**Written exercise**
Read the lines that follow and pick out every one containing the word "registerbaserade".

**Source records**
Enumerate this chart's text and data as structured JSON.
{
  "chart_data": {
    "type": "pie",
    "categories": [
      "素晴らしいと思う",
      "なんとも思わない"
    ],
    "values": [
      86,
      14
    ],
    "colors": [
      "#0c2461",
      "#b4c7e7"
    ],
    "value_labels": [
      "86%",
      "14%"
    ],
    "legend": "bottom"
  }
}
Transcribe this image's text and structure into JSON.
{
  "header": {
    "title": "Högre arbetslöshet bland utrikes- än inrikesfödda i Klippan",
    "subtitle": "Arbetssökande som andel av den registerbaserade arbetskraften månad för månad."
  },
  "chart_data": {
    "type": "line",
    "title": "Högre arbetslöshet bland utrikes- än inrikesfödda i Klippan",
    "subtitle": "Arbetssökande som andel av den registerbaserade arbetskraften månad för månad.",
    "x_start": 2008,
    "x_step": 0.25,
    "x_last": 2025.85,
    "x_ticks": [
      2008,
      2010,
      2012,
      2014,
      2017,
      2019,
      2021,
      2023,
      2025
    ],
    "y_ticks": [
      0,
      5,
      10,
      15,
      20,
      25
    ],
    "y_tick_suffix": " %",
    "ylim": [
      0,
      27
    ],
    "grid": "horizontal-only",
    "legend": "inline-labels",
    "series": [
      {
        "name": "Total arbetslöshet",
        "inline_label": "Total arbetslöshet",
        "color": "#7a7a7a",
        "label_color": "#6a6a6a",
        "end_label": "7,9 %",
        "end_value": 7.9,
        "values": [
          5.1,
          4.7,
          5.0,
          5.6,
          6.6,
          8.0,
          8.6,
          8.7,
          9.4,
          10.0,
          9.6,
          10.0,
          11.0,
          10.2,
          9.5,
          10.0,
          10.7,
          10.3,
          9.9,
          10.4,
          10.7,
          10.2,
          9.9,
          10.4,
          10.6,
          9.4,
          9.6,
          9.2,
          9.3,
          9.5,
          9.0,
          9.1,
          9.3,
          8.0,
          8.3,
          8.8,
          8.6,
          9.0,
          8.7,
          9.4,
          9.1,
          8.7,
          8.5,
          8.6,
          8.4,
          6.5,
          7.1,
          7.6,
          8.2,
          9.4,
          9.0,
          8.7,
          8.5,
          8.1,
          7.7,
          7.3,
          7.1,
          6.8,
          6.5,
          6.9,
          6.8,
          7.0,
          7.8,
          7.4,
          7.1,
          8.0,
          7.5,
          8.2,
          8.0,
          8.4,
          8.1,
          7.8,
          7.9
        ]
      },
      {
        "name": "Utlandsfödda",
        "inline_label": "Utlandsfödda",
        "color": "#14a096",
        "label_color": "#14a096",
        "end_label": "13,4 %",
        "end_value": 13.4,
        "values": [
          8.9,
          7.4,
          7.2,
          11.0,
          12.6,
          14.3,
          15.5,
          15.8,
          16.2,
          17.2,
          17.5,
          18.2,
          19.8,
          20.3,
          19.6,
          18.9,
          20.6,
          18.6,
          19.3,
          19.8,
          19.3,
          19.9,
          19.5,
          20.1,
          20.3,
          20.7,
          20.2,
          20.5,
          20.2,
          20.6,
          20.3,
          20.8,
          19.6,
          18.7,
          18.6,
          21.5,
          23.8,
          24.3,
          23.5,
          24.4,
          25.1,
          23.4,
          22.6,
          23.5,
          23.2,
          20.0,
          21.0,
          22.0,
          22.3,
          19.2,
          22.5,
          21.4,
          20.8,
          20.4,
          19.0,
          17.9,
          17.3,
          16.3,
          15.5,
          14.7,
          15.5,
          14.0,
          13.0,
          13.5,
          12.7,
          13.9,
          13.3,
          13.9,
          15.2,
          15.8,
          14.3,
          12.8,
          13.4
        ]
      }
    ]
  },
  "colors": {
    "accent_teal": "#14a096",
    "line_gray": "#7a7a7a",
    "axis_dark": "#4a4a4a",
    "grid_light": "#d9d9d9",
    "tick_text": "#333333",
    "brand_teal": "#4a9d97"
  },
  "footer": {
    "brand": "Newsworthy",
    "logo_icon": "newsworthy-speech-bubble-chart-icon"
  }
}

**Response below**
    "subtitle": "Arbetssökande som andel av den registerbaserade arbetskraften månad för månad."
    "subtitle": "Arbetssökande som andel av den registerbaserade arbetskraften månad för månad.",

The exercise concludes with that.